** Your goal **
Identify each line in the records below that contains the word "JSON", and copy it.

── Data excerpts

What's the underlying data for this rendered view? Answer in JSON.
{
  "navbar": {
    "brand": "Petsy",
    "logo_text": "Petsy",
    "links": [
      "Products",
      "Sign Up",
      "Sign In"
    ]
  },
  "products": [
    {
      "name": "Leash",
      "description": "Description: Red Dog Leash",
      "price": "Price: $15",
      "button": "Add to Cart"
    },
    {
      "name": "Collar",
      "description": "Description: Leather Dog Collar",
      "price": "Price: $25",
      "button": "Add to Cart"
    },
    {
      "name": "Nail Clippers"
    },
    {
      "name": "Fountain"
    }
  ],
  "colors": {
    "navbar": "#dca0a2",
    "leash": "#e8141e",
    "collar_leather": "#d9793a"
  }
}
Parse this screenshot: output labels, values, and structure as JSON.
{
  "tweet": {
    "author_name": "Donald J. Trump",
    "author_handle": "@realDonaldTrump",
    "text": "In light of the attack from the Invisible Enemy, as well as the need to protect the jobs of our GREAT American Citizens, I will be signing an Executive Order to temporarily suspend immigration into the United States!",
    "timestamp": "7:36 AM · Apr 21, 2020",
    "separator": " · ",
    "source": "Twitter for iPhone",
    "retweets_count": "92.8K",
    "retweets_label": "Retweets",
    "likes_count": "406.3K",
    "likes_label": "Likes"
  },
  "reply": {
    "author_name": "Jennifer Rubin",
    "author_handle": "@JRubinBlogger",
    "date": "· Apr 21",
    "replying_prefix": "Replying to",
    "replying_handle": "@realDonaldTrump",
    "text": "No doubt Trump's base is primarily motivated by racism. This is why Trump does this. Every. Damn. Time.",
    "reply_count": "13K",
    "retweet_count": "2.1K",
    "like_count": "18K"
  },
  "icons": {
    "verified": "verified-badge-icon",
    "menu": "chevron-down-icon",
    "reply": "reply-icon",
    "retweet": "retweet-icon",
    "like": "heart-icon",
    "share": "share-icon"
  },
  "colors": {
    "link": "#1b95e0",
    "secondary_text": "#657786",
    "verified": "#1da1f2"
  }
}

────

** The output **
What's the underlying data for this rendered view? Answer in JSON.
Parse this screenshot: output labels, values, and structure as JSON.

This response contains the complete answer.